>> Begin INFORMATION GIVEN

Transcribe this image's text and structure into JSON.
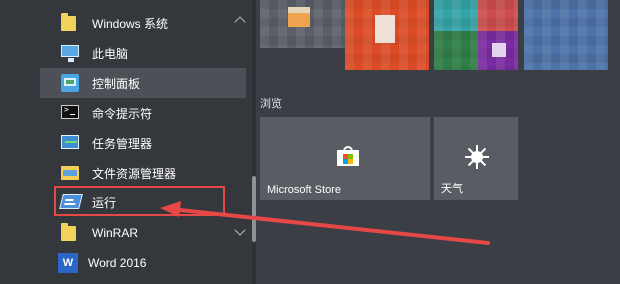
{
  "left_menu": {
    "items": [
      {
        "label": "Windows 系统",
        "icon": "folder-icon",
        "indicator": "chevron-up-icon"
      },
      {
        "label": "此电脑",
        "icon": "computer-icon"
      },
      {
        "label": "控制面板",
        "icon": "control-panel-icon"
      },
      {
        "label": "命令提示符",
        "icon": "command-prompt-icon"
      },
      {
        "label": "任务管理器",
        "icon": "task-manager-icon"
      },
      {
        "label": "文件资源管理器",
        "icon": "file-explorer-icon"
      },
      {
        "label": "运行",
        "icon": "run-icon"
      },
      {
        "label": "WinRAR",
        "icon": "folder-icon",
        "indicator": "chevron-down-icon"
      },
      {
        "label": "Word 2016",
        "icon": "word-icon"
      }
    ]
  },
  "right_pane": {
    "section_title": "浏览",
    "tiles": [
      {
        "label": "Microsoft Store",
        "icon": "store-icon"
      },
      {
        "label": "天气",
        "icon": "sun-icon"
      }
    ]
  },
  "colors": {
    "highlight": "#e64747",
    "selected_row": "#4d5056",
    "word_blue": "#2b66c7"
  }
}
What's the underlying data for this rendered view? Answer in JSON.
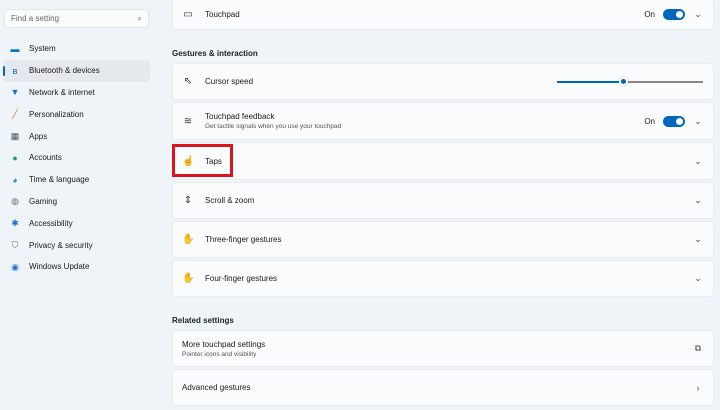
{
  "search": {
    "placeholder": "Find a setting",
    "icon": "search-icon"
  },
  "sidebar": {
    "items": [
      {
        "label": "System",
        "icon": "monitor-icon",
        "color": "#0e75c4",
        "active": false
      },
      {
        "label": "Bluetooth & devices",
        "icon": "bluetooth-icon",
        "color": "#0067c0",
        "active": true
      },
      {
        "label": "Network & internet",
        "icon": "wifi-icon",
        "color": "#0e75c4",
        "active": false
      },
      {
        "label": "Personalization",
        "icon": "brush-icon",
        "color": "#e07a2b",
        "active": false
      },
      {
        "label": "Apps",
        "icon": "apps-icon",
        "color": "#44546a",
        "active": false
      },
      {
        "label": "Accounts",
        "icon": "person-icon",
        "color": "#1aa37a",
        "active": false
      },
      {
        "label": "Time & language",
        "icon": "globe-clock-icon",
        "color": "#1e88c8",
        "active": false
      },
      {
        "label": "Gaming",
        "icon": "gamepad-icon",
        "color": "#707070",
        "active": false
      },
      {
        "label": "Accessibility",
        "icon": "accessibility-icon",
        "color": "#1a73d0",
        "active": false
      },
      {
        "label": "Privacy & security",
        "icon": "shield-icon",
        "color": "#707070",
        "active": false
      },
      {
        "label": "Windows Update",
        "icon": "update-icon",
        "color": "#1a73d0",
        "active": false
      }
    ]
  },
  "touchpad": {
    "label": "Touchpad",
    "state": "On"
  },
  "gestures": {
    "header": "Gestures & interaction",
    "cursor_speed": {
      "label": "Cursor speed",
      "value_percent": 45
    },
    "feedback": {
      "label": "Touchpad feedback",
      "sub": "Get tactile signals when you use your touchpad",
      "state": "On"
    },
    "taps": {
      "label": "Taps"
    },
    "scroll": {
      "label": "Scroll & zoom"
    },
    "three": {
      "label": "Three-finger gestures"
    },
    "four": {
      "label": "Four-finger gestures"
    }
  },
  "related": {
    "header": "Related settings",
    "more": {
      "label": "More touchpad settings",
      "sub": "Pointer icons and visibility"
    },
    "advanced": {
      "label": "Advanced gestures"
    }
  },
  "colors": {
    "accent": "#0067c0",
    "highlight": "#e0131b"
  }
}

>> End INFORMATION GIVEN

TASK DESCRIPTION. Which lines include "header"? Copy each of them out.

PROBLEM SOLUTION.
    "header": "Gestures & interaction",
    "header": "Related settings",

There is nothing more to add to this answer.